Work required
Can you pull out each line of the data below that includes the word "speech"?
::::
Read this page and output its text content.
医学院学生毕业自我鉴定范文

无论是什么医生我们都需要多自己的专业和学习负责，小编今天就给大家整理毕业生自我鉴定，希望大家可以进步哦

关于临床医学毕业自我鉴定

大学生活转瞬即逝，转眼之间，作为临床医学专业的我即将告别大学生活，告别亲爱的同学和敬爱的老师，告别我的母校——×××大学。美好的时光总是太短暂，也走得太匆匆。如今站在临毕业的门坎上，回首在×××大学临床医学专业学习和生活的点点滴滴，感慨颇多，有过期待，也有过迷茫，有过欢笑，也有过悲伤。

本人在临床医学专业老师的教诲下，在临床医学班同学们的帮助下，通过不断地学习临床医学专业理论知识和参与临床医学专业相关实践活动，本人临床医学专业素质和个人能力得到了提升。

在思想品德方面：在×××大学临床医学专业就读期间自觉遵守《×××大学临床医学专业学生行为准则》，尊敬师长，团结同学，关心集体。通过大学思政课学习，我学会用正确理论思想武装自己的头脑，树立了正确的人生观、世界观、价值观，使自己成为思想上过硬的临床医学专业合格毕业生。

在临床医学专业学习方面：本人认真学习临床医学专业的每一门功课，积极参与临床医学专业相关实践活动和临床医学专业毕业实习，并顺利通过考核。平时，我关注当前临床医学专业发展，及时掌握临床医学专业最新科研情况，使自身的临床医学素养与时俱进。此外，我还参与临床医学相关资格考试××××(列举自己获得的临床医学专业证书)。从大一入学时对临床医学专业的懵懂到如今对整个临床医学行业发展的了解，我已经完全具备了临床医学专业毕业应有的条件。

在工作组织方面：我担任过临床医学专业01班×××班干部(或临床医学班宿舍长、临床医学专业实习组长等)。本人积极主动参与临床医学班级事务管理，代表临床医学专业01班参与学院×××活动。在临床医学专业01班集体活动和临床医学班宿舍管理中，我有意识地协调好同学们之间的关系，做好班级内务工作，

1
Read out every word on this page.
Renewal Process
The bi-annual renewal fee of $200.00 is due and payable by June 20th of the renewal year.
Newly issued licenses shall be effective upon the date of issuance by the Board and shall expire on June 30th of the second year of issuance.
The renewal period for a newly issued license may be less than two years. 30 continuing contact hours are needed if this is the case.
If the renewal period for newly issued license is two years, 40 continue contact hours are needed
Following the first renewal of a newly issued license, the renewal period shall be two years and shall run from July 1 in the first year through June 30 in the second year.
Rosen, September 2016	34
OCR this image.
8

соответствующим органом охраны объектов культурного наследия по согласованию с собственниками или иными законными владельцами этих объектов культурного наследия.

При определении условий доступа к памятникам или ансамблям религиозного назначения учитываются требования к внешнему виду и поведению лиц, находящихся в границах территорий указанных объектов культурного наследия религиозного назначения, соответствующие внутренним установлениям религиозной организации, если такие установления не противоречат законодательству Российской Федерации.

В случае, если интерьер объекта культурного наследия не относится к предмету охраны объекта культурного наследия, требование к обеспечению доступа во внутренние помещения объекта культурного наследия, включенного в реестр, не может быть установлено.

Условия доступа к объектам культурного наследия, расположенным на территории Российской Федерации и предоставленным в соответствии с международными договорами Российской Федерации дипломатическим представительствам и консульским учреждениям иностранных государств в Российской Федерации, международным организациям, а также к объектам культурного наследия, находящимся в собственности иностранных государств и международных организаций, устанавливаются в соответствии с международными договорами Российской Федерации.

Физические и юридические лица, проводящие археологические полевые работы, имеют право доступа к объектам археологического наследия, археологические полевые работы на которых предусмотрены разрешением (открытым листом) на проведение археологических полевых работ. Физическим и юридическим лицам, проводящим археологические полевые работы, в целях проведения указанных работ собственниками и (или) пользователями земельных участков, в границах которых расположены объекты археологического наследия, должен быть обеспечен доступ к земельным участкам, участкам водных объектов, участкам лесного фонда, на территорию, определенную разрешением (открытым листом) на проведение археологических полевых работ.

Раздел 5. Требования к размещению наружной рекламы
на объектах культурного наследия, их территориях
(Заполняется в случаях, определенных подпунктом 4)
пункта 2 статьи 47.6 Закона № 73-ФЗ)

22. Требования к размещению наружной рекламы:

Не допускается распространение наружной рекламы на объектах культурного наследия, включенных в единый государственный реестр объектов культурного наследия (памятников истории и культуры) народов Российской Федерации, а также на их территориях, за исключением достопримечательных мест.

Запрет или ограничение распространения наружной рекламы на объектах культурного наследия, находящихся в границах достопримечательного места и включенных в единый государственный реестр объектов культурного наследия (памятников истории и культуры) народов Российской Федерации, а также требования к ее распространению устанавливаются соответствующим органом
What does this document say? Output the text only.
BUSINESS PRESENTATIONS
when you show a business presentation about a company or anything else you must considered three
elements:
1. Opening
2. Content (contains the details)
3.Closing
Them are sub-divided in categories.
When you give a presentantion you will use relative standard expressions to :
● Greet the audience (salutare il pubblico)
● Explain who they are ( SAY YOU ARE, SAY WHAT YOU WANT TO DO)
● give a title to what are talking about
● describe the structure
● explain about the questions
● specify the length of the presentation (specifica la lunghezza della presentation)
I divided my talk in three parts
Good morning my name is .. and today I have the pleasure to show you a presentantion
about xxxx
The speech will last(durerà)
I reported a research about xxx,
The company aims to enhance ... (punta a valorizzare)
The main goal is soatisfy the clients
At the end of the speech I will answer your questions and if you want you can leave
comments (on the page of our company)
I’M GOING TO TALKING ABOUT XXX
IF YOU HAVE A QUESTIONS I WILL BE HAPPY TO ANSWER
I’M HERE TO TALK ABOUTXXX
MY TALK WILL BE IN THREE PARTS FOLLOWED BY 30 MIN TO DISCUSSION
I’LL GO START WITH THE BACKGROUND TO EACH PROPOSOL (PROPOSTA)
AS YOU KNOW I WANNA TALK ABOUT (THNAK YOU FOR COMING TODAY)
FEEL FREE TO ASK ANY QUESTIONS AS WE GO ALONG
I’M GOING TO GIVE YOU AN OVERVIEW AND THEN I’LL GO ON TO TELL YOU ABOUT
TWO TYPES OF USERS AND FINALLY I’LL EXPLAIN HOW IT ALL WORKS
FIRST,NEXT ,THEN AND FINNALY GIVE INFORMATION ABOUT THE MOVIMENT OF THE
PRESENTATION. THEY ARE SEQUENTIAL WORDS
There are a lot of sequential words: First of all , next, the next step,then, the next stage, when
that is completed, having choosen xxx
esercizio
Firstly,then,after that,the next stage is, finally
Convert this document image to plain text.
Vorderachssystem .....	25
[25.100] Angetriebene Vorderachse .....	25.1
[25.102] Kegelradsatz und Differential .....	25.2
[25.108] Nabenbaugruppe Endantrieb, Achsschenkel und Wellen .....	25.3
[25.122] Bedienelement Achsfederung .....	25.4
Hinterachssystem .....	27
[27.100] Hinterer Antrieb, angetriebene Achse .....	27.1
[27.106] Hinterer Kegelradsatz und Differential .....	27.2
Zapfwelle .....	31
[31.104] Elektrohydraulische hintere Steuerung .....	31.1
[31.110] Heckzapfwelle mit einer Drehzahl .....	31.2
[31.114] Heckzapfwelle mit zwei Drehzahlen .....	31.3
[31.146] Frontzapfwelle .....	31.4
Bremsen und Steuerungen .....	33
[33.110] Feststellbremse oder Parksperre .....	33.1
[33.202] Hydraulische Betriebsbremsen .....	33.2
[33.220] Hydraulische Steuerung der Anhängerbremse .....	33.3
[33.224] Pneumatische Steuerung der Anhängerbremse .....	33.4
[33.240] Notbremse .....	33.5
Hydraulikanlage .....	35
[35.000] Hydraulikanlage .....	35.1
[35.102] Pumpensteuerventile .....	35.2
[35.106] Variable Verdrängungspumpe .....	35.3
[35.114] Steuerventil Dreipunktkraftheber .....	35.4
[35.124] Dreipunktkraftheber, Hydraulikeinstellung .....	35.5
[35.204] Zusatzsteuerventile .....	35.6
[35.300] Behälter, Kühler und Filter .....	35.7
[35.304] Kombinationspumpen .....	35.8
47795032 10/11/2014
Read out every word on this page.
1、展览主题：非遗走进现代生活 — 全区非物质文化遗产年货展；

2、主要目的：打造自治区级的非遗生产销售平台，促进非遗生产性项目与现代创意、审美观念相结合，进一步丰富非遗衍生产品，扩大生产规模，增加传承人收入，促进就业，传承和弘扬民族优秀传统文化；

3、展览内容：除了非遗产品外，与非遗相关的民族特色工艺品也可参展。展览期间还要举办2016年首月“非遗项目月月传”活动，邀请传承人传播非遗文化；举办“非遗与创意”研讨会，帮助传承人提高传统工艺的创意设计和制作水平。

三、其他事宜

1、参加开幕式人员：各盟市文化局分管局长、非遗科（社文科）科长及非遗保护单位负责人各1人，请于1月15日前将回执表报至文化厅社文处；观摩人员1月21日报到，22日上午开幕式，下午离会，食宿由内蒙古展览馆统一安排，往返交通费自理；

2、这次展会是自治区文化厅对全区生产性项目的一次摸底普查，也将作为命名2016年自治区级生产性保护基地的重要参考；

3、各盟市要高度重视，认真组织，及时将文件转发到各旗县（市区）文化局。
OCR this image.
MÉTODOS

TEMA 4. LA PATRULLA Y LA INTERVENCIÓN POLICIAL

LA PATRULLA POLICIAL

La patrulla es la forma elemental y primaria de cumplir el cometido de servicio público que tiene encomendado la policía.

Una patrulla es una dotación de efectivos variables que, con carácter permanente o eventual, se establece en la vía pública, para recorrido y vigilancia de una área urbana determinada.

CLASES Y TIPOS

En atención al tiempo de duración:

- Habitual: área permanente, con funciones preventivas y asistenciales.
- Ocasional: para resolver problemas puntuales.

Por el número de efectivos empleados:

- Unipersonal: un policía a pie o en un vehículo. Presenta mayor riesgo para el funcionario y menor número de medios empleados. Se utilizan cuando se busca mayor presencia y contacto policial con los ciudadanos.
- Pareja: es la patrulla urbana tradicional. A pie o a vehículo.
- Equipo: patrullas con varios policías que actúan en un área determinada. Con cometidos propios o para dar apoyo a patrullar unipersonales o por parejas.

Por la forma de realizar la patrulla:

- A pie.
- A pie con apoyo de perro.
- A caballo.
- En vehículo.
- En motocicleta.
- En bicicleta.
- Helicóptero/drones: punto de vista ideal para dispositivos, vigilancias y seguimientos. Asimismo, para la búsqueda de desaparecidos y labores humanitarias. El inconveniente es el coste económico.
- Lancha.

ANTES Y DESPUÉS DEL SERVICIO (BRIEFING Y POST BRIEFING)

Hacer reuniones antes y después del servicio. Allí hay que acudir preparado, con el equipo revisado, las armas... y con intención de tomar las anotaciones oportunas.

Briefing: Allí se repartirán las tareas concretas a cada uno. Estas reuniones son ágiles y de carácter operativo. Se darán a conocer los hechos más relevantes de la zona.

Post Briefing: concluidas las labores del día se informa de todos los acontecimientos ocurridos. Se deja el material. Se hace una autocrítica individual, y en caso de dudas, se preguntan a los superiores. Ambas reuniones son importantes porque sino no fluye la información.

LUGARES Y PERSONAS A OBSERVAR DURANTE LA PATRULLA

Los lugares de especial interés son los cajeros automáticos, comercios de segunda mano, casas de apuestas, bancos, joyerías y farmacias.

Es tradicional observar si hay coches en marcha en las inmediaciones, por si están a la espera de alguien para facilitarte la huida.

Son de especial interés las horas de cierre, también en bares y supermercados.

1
::::
Solved problem
The speech will last(durerà)
At the end of the speech I will answer your questions and if you want you can leave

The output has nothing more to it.